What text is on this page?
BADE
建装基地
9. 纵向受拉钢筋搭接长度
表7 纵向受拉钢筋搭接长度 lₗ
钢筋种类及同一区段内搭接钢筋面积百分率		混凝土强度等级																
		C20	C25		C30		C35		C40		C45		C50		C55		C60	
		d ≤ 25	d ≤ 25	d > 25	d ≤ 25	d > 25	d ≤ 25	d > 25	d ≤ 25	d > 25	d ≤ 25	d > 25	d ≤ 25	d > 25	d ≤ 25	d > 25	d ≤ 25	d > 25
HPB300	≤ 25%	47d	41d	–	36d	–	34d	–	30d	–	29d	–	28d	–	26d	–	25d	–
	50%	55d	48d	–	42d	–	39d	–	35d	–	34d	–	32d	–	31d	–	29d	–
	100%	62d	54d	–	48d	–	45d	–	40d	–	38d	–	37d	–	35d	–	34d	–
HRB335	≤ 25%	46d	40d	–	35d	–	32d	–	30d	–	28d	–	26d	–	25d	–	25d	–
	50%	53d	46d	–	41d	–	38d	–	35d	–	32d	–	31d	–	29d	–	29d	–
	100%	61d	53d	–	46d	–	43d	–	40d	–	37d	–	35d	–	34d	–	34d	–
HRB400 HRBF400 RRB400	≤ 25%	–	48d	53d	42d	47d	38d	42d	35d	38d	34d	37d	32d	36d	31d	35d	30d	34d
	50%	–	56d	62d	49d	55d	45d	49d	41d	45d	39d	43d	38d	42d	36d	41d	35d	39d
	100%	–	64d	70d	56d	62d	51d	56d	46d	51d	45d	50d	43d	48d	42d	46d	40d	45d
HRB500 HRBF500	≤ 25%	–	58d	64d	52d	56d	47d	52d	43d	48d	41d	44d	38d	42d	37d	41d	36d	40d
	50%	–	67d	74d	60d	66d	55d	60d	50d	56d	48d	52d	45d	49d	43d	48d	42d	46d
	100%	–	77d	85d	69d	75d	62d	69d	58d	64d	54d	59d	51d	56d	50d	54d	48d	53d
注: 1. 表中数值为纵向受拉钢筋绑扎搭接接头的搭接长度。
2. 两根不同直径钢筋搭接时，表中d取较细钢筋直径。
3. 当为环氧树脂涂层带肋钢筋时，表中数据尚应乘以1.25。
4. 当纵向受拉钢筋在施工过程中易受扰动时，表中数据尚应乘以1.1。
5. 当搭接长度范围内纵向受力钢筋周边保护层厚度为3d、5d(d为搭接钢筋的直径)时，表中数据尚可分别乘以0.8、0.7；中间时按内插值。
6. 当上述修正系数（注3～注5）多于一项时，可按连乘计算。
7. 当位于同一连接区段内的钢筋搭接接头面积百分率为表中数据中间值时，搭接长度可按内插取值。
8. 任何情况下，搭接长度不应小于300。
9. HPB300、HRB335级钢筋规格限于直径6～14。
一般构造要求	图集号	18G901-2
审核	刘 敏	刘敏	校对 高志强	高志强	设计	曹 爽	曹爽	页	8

THE PROBLEM:
Extract each line of the listing above, copying it word for word.

THE COMPLETED TASK:
What text is on this page?
BADE
建装基地
9. 纵向受拉钢筋搭接长度
表7 纵向受拉钢筋搭接长度 lₗ
钢筋种类及同一区段内搭接钢筋面积百分率		混凝土强度等级																
		C20	C25		C30		C35		C40		C45		C50		C55		C60	
		d ≤ 25	d ≤ 25	d > 25	d ≤ 25	d > 25	d ≤ 25	d > 25	d ≤ 25	d > 25	d ≤ 25	d > 25	d ≤ 25	d > 25	d ≤ 25	d > 25	d ≤ 25	d > 25
HPB300	≤ 25%	47d	41d	–	36d	–	34d	–	30d	–	29d	–	28d	–	26d	–	25d	–
	50%	55d	48d	–	42d	–	39d	–	35d	–	34d	–	32d	–	31d	–	29d	–
	100%	62d	54d	–	48d	–	45d	–	40d	–	38d	–	37d	–	35d	–	34d	–
HRB335	≤ 25%	46d	40d	–	35d	–	32d	–	30d	–	28d	–	26d	–	25d	–	25d	–
	50%	53d	46d	–	41d	–	38d	–	35d	–	32d	–	31d	–	29d	–	29d	–
	100%	61d	53d	–	46d	–	43d	–	40d	–	37d	–	35d	–	34d	–	34d	–
HRB400 HRBF400 RRB400	≤ 25%	–	48d	53d	42d	47d	38d	42d	35d	38d	34d	37d	32d	36d	31d	35d	30d	34d
	50%	–	56d	62d	49d	55d	45d	49d	41d	45d	39d	43d	38d	42d	36d	41d	35d	39d
	100%	–	64d	70d	56d	62d	51d	56d	46d	51d	45d	50d	43d	48d	42d	46d	40d	45d
HRB500 HRBF500	≤ 25%	–	58d	64d	52d	56d	47d	52d	43d	48d	41d	44d	38d	42d	37d	41d	36d	40d
	50%	–	67d	74d	60d	66d	55d	60d	50d	56d	48d	52d	45d	49d	43d	48d	42d	46d
	100%	–	77d	85d	69d	75d	62d	69d	58d	64d	54d	59d	51d	56d	50d	54d	48d	53d
注: 1. 表中数值为纵向受拉钢筋绑扎搭接接头的搭接长度。
2. 两根不同直径钢筋搭接时，表中d取较细钢筋直径。
3. 当为环氧树脂涂层带肋钢筋时，表中数据尚应乘以1.25。
4. 当纵向受拉钢筋在施工过程中易受扰动时，表中数据尚应乘以1.1。
5. 当搭接长度范围内纵向受力钢筋周边保护层厚度为3d、5d(d为搭接钢筋的直径)时，表中数据尚可分别乘以0.8、0.7；中间时按内插值。
6. 当上述修正系数（注3～注5）多于一项时，可按连乘计算。
7. 当位于同一连接区段内的钢筋搭接接头面积百分率为表中数据中间值时，搭接长度可按内插取值。
8. 任何情况下，搭接长度不应小于300。
9. HPB300、HRB335级钢筋规格限于直径6～14。
一般构造要求	图集号	18G901-2
审核	刘 敏	刘敏	校对 高志强	高志强	设计	曹 爽	曹爽	页	8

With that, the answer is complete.